▶ _Request_
Find and copy lines holding "Odysseus".

━━━ Input data

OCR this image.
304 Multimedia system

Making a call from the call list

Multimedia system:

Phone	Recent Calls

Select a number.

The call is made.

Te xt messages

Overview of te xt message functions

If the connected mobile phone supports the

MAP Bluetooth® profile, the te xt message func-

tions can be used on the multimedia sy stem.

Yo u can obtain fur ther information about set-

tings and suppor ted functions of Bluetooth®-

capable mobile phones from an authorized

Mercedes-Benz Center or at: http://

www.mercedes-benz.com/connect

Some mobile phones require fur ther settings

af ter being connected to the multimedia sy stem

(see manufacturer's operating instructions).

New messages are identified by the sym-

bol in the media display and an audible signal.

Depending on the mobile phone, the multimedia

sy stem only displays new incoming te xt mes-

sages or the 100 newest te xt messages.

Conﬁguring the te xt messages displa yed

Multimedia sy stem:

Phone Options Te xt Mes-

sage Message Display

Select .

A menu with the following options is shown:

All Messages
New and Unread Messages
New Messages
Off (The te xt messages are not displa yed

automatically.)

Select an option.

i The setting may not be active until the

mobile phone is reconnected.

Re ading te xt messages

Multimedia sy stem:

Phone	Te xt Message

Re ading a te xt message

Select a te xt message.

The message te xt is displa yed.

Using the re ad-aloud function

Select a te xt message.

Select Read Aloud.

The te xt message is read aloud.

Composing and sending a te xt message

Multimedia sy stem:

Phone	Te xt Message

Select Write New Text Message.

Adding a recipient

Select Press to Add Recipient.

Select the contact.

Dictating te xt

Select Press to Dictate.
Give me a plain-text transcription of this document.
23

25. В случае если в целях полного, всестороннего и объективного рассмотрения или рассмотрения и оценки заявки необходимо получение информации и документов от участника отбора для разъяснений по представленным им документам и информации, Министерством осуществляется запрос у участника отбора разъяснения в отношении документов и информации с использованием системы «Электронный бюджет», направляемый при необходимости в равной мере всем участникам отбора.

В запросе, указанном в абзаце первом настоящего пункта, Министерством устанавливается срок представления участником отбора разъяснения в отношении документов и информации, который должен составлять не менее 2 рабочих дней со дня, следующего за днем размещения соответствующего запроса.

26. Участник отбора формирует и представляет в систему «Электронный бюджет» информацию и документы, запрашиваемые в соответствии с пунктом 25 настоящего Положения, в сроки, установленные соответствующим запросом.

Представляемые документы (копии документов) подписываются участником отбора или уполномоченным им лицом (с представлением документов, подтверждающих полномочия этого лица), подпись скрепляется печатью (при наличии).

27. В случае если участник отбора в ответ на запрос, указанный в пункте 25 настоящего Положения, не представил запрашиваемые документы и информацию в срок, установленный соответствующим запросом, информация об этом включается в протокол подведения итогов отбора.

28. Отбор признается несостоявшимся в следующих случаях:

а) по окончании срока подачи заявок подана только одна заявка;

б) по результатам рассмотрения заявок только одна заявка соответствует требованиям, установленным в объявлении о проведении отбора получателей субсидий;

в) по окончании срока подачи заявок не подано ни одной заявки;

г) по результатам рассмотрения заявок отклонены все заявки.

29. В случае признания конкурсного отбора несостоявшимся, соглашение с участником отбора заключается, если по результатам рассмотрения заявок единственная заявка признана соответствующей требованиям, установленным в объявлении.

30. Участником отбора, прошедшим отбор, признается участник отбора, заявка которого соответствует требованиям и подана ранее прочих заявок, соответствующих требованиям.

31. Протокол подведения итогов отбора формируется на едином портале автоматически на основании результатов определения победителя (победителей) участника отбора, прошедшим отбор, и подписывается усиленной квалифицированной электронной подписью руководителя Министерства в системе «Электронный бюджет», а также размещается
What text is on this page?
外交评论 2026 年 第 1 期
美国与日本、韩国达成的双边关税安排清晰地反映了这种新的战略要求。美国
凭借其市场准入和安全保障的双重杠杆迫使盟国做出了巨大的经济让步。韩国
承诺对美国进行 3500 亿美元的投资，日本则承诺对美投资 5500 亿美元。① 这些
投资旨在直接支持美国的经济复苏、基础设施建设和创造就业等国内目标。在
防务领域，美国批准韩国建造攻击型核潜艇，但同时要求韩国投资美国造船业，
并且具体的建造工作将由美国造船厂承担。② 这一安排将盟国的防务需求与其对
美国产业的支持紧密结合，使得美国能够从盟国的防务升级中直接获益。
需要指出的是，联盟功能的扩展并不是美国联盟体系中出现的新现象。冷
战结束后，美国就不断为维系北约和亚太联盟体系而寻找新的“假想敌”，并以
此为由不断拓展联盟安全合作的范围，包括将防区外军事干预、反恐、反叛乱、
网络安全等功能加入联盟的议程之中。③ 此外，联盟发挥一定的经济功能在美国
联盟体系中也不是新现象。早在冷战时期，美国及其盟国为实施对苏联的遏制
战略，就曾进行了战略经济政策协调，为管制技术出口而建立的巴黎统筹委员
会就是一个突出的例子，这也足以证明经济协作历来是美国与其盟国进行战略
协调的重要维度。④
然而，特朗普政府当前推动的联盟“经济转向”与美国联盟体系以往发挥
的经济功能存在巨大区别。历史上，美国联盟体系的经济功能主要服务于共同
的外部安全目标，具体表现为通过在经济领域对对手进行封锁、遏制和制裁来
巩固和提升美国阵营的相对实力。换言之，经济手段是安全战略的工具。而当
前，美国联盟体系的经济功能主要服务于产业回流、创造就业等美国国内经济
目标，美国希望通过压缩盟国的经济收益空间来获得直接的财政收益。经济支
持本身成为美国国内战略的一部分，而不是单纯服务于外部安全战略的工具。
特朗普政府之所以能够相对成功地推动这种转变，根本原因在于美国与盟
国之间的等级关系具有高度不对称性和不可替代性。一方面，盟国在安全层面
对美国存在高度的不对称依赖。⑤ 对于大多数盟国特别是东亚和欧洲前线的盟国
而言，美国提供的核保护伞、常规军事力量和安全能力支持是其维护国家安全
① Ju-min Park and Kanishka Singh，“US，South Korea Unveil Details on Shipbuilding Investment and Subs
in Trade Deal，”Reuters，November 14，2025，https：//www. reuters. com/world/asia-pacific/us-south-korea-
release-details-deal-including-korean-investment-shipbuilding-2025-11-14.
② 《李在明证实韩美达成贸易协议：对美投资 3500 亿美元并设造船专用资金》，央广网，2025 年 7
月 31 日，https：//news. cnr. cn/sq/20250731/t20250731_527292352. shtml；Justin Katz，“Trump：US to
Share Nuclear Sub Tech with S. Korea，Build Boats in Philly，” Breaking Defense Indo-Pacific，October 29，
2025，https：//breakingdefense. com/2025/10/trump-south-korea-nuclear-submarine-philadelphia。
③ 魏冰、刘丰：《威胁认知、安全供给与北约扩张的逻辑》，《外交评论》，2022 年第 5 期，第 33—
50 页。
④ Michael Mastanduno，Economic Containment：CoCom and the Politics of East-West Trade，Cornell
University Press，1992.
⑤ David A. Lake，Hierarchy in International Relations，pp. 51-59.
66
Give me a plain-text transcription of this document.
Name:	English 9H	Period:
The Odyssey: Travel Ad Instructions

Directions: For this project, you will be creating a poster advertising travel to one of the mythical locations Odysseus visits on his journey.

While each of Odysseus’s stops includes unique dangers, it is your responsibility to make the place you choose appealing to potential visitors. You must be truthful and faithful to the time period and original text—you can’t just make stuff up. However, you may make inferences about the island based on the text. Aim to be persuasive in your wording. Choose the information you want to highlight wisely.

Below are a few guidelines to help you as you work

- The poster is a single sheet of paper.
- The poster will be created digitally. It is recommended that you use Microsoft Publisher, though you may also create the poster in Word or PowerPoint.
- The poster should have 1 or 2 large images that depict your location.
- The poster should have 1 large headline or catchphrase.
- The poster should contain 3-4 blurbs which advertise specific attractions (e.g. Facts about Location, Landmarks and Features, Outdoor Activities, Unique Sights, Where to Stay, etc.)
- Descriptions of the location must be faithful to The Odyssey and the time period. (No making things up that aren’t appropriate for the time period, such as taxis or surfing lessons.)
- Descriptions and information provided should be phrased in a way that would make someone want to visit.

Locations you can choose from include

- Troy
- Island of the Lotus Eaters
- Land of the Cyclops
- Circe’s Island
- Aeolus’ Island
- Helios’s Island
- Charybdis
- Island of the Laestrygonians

━━━━━━

▶ _In response_
Directions: For this project, you will be creating a poster advertising travel to one of the mythical locations Odysseus visits on his journey.
While each of Odysseus’s stops includes unique dangers, it is your responsibility to make the place you choose appealing to potential visitors. You must be truthful and faithful to the time period and original text—you can’t just make stuff up. However, you may make inferences about the island based on the text. Aim to be persuasive in your wording. Choose the information you want to highlight wisely.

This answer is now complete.